TASK GOAL
What lines of the data hold the string "from"? Pull each one out.

_ _ _ _

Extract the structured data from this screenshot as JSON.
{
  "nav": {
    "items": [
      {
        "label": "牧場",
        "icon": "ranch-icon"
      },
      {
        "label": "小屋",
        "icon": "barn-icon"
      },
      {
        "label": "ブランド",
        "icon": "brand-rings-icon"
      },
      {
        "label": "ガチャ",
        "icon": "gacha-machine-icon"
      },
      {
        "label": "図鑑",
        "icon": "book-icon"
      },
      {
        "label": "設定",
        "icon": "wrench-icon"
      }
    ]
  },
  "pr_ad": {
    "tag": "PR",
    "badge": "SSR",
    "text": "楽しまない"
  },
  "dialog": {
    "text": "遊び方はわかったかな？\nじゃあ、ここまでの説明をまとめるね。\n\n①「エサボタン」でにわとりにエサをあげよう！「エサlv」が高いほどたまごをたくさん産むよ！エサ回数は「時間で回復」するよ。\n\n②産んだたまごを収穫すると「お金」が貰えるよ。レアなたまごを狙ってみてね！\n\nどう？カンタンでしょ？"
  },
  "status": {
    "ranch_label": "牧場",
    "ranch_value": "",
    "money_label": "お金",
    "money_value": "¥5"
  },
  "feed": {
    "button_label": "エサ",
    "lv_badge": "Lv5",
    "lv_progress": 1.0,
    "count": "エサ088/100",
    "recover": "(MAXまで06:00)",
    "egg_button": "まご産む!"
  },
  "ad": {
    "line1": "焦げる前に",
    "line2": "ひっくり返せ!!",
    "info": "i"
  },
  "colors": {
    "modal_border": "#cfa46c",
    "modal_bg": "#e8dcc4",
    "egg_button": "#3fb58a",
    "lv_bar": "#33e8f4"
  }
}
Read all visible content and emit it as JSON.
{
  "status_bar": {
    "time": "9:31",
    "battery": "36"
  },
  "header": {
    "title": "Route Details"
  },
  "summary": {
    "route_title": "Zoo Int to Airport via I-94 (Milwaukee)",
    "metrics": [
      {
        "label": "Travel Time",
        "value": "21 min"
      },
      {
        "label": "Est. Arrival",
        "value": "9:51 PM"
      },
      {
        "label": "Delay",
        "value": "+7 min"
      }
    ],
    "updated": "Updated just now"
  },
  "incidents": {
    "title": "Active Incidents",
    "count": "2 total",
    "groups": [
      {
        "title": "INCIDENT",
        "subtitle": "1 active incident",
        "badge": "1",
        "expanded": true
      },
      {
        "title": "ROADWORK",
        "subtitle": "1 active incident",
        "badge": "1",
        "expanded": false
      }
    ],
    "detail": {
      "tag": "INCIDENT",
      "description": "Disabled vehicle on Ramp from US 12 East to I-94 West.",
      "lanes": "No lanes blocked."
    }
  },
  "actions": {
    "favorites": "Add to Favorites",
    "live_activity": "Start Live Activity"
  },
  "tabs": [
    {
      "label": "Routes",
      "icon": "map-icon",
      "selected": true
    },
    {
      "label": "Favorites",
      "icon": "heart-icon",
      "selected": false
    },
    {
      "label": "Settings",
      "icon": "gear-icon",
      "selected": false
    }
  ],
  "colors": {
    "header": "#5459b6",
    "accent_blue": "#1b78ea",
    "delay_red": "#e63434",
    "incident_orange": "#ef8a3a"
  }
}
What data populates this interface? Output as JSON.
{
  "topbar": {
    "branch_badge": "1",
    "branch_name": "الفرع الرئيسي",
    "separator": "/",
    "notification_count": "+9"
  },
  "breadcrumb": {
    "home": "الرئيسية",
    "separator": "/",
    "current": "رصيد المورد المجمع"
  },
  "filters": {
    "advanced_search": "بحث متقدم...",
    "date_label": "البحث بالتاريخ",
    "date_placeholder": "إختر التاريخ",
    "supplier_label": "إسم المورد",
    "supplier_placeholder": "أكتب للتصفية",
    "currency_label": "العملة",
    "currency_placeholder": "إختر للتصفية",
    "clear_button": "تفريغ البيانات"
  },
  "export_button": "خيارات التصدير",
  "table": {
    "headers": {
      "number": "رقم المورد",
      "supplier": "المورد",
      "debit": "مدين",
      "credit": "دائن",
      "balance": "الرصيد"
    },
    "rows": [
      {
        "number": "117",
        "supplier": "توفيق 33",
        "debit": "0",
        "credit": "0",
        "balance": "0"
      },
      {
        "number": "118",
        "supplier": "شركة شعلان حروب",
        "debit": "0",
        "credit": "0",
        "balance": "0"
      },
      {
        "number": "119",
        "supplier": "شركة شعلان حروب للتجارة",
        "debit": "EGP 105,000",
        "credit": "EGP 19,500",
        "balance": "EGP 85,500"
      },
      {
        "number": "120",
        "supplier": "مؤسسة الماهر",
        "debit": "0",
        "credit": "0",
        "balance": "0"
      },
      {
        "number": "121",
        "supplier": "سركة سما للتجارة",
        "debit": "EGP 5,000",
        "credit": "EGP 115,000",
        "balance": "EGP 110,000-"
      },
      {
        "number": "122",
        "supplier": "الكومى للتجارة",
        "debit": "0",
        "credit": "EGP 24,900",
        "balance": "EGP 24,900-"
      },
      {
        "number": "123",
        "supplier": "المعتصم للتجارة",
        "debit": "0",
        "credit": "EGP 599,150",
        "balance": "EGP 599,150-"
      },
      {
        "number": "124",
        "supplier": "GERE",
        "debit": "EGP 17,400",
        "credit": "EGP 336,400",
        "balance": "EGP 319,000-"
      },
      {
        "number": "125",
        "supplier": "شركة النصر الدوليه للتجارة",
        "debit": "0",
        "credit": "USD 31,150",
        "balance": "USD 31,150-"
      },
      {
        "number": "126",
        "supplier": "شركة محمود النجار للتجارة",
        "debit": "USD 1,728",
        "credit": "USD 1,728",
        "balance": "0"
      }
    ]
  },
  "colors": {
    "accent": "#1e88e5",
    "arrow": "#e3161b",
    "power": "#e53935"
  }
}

_ _ _ _

OUTPUT OF THE EXERCISE
Extract the structured data from this screenshot as JSON.
      "description": "Disabled vehicle on Ramp from US 12 East to I-94 West.",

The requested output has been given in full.